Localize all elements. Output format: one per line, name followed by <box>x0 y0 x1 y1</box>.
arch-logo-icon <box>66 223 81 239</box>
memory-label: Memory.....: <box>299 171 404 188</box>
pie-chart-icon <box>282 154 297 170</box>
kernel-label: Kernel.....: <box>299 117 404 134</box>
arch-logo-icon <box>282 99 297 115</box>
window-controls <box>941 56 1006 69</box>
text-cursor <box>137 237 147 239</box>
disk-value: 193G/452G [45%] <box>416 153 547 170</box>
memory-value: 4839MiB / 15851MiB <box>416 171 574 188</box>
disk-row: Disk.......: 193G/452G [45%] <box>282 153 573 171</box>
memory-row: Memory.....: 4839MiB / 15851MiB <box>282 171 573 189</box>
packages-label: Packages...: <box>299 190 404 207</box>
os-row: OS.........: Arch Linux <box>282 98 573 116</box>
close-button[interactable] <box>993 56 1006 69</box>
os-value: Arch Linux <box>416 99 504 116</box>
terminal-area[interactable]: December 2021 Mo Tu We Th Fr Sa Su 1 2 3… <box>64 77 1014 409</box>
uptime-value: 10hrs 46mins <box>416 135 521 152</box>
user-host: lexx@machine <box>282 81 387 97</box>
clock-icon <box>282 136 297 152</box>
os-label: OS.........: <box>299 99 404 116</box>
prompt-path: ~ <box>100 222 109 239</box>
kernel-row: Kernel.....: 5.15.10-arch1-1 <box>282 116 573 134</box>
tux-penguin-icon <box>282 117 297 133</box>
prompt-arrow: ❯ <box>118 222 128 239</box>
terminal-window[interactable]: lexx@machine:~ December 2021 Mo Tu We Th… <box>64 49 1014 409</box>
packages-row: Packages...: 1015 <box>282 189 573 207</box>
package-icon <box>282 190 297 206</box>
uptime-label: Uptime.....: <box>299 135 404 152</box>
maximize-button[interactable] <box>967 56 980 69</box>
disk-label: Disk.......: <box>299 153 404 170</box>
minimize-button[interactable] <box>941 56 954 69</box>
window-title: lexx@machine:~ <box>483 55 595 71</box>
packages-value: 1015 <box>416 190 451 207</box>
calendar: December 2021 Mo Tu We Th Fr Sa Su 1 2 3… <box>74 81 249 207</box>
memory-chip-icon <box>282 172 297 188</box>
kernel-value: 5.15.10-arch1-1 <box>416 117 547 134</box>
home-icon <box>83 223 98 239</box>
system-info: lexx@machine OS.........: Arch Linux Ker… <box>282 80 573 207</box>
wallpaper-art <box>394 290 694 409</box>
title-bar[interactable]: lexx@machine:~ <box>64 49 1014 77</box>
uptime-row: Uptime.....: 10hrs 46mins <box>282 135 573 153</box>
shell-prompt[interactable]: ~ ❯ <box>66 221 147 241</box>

The task: Rewrite the material above, substituting "Debian GNU/Linux" for every occurrence of "Arch Linux" and leaving everything else unchanged.

Answer for the task:
Localize all elements. Output format: one per line, name followed by <box>x0 y0 x1 y1</box>.
arch-logo-icon <box>66 223 81 239</box>
memory-label: Memory.....: <box>299 171 404 188</box>
pie-chart-icon <box>282 154 297 170</box>
kernel-label: Kernel.....: <box>299 117 404 134</box>
arch-logo-icon <box>282 99 297 115</box>
window-controls <box>941 56 1006 69</box>
text-cursor <box>137 237 147 239</box>
disk-value: 193G/452G [45%] <box>416 153 547 170</box>
memory-value: 4839MiB / 15851MiB <box>416 171 574 188</box>
disk-row: Disk.......: 193G/452G [45%] <box>282 153 573 171</box>
memory-row: Memory.....: 4839MiB / 15851MiB <box>282 171 573 189</box>
packages-label: Packages...: <box>299 190 404 207</box>
os-row: OS.........: Debian GNU/Linux <box>282 98 573 116</box>
close-button[interactable] <box>993 56 1006 69</box>
os-value: Debian GNU/Linux <box>416 99 504 116</box>
terminal-area[interactable]: December 2021 Mo Tu We Th Fr Sa Su 1 2 3… <box>64 77 1014 409</box>
uptime-value: 10hrs 46mins <box>416 135 521 152</box>
user-host: lexx@machine <box>282 81 387 97</box>
clock-icon <box>282 136 297 152</box>
os-label: OS.........: <box>299 99 404 116</box>
prompt-path: ~ <box>100 222 109 239</box>
kernel-row: Kernel.....: 5.15.10-arch1-1 <box>282 116 573 134</box>
tux-penguin-icon <box>282 117 297 133</box>
prompt-arrow: ❯ <box>118 222 128 239</box>
terminal-window[interactable]: lexx@machine:~ December 2021 Mo Tu We Th… <box>64 49 1014 409</box>
packages-row: Packages...: 1015 <box>282 189 573 207</box>
package-icon <box>282 190 297 206</box>
uptime-label: Uptime.....: <box>299 135 404 152</box>
maximize-button[interactable] <box>967 56 980 69</box>
disk-label: Disk.......: <box>299 153 404 170</box>
minimize-button[interactable] <box>941 56 954 69</box>
window-title: lexx@machine:~ <box>483 55 595 71</box>
packages-value: 1015 <box>416 190 451 207</box>
calendar: December 2021 Mo Tu We Th Fr Sa Su 1 2 3… <box>74 81 249 207</box>
memory-chip-icon <box>282 172 297 188</box>
kernel-value: 5.15.10-arch1-1 <box>416 117 547 134</box>
home-icon <box>83 223 98 239</box>
system-info: lexx@machine OS.........: Debian GNU/Linux Ker… <box>282 80 573 207</box>
wallpaper-art <box>394 290 694 409</box>
title-bar[interactable]: lexx@machine:~ <box>64 49 1014 77</box>
uptime-row: Uptime.....: 10hrs 46mins <box>282 135 573 153</box>
shell-prompt[interactable]: ~ ❯ <box>66 221 147 241</box>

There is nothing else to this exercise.